▸ Data section
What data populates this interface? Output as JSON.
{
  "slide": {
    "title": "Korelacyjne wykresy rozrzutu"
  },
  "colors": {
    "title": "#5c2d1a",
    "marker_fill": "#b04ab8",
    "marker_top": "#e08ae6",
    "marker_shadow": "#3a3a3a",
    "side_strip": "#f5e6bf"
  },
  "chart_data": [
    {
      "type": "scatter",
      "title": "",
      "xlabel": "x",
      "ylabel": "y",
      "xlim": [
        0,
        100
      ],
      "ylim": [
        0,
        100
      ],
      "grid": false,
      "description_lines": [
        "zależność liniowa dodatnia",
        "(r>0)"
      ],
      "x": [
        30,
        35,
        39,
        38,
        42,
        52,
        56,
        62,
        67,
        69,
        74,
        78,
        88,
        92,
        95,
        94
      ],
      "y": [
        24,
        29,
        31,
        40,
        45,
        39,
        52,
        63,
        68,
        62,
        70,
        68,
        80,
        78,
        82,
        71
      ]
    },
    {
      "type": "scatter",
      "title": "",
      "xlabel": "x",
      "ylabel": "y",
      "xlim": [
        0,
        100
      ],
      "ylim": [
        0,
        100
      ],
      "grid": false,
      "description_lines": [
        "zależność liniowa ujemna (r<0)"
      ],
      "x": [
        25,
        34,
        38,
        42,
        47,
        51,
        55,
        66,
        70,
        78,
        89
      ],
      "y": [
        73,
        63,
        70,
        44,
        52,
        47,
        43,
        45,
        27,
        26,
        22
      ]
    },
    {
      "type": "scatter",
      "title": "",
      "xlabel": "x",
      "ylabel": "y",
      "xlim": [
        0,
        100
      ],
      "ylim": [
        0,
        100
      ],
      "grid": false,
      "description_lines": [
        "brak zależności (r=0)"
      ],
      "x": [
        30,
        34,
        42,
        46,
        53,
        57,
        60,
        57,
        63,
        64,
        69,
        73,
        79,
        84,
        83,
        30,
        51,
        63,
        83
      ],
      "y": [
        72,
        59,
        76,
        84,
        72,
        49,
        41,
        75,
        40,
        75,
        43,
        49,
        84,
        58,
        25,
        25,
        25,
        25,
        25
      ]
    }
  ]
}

▸ The task
Copy out every line holding the string "liniowa".

▸ Task output
        "zależność liniowa dodatnia",
        "zależność liniowa ujemna (r<0)"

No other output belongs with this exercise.